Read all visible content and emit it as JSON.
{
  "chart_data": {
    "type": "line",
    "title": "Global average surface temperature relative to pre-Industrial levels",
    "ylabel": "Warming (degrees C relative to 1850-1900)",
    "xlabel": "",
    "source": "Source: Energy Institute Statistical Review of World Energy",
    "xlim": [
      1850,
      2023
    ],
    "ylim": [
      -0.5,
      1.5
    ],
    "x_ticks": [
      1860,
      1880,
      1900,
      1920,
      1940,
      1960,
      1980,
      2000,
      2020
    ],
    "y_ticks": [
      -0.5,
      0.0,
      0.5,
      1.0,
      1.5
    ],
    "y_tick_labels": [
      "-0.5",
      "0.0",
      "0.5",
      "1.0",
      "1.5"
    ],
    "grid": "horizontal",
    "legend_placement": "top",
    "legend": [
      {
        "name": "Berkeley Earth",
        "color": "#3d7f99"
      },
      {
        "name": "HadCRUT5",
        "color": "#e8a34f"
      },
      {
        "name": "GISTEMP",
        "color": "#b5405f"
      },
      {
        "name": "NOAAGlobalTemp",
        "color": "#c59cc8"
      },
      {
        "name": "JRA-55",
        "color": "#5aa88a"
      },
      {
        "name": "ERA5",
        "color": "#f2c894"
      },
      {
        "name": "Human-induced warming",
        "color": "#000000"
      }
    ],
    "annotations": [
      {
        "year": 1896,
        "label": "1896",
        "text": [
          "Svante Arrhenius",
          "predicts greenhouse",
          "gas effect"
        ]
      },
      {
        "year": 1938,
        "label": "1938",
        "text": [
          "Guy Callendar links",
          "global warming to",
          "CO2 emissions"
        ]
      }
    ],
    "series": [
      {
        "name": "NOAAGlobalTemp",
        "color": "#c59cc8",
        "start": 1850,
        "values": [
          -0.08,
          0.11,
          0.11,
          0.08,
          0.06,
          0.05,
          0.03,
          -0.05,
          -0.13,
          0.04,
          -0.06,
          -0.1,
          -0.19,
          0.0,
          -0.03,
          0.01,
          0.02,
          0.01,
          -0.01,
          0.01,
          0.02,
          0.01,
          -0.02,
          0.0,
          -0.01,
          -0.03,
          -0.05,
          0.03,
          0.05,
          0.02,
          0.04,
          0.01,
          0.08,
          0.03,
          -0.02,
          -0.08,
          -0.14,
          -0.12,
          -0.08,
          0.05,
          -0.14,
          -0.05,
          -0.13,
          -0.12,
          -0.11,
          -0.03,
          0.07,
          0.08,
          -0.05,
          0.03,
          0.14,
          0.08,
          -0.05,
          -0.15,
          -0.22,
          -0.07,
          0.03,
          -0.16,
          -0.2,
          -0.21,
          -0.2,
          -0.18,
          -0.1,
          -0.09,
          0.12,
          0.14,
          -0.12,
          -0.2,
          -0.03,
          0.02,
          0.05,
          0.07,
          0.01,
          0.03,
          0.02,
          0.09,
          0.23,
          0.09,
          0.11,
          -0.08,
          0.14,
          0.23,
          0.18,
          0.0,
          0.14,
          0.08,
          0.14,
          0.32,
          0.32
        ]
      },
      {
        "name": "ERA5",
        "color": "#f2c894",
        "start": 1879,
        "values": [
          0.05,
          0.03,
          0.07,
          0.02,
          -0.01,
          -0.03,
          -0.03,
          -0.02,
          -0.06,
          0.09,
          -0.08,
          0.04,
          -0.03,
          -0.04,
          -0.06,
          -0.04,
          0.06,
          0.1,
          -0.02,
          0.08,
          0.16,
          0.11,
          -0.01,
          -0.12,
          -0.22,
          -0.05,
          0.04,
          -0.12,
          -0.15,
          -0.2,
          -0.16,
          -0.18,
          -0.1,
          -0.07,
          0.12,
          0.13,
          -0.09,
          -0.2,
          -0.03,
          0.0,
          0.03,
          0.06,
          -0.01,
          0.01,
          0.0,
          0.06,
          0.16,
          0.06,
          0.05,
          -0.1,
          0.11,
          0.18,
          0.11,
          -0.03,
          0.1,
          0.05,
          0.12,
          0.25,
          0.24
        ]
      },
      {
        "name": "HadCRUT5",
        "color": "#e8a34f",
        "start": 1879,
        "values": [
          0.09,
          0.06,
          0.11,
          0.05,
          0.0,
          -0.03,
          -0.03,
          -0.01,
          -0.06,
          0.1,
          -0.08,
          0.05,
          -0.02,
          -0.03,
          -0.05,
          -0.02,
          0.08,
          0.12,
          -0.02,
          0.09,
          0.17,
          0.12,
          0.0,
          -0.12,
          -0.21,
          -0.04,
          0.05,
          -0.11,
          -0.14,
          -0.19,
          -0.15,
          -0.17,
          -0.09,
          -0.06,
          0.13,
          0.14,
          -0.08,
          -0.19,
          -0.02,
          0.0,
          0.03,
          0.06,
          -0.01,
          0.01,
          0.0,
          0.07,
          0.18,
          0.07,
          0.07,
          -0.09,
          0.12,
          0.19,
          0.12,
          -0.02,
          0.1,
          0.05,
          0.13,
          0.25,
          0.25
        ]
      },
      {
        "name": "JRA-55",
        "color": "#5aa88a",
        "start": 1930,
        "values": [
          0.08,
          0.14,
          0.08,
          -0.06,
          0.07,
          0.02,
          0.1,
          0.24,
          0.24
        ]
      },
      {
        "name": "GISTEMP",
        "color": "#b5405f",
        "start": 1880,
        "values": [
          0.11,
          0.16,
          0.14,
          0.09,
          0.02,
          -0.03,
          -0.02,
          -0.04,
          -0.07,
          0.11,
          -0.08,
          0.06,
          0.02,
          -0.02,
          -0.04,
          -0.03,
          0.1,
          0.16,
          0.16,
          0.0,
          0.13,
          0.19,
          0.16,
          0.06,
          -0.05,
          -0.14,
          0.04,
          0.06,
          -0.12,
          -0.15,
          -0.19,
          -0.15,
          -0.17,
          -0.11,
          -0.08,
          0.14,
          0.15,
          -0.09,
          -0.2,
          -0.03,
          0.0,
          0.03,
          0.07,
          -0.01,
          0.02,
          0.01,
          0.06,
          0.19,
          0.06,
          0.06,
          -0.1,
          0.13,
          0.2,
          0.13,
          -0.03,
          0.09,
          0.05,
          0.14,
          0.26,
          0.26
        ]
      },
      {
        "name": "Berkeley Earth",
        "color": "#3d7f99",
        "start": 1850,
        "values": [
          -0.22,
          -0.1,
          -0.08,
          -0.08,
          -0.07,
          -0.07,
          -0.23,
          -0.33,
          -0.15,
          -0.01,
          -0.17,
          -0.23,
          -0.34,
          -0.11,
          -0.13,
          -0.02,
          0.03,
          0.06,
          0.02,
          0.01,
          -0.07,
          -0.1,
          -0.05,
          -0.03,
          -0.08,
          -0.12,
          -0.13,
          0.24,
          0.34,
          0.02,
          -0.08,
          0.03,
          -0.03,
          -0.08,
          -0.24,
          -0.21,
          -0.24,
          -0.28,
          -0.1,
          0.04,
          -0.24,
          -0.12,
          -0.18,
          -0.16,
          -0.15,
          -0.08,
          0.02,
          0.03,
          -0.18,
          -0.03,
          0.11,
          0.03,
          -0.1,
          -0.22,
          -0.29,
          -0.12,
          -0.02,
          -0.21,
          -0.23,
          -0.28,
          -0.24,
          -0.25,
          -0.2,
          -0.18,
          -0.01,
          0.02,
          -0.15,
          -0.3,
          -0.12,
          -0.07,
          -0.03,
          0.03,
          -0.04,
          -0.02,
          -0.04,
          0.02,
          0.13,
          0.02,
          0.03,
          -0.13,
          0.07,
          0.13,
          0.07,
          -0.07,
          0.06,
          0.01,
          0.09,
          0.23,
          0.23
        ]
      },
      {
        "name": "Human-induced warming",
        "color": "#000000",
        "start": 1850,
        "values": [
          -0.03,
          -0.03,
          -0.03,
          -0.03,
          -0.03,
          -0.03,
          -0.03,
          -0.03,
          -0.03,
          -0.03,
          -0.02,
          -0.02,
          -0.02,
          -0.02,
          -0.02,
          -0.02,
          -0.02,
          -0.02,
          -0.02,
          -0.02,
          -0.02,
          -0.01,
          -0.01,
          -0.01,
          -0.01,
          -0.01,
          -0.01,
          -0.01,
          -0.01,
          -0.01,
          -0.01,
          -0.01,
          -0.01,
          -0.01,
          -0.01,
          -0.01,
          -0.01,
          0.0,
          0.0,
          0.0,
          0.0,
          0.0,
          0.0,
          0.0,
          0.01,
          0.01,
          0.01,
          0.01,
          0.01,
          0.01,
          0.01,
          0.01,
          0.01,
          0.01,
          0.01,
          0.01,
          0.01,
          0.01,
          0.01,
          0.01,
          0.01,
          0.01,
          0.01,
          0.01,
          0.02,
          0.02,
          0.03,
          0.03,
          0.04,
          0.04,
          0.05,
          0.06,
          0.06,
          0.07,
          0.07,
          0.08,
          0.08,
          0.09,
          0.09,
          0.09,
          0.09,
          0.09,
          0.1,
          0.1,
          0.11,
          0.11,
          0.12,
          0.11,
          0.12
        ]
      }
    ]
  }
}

GIVEN REQUEST –
Among the entries above, identify all lines with "relative" and copy them.

THE ANSWER –
    "title": "Global average surface temperature relative to pre-Industrial levels",
    "ylabel": "Warming (degrees C relative to 1850-1900)",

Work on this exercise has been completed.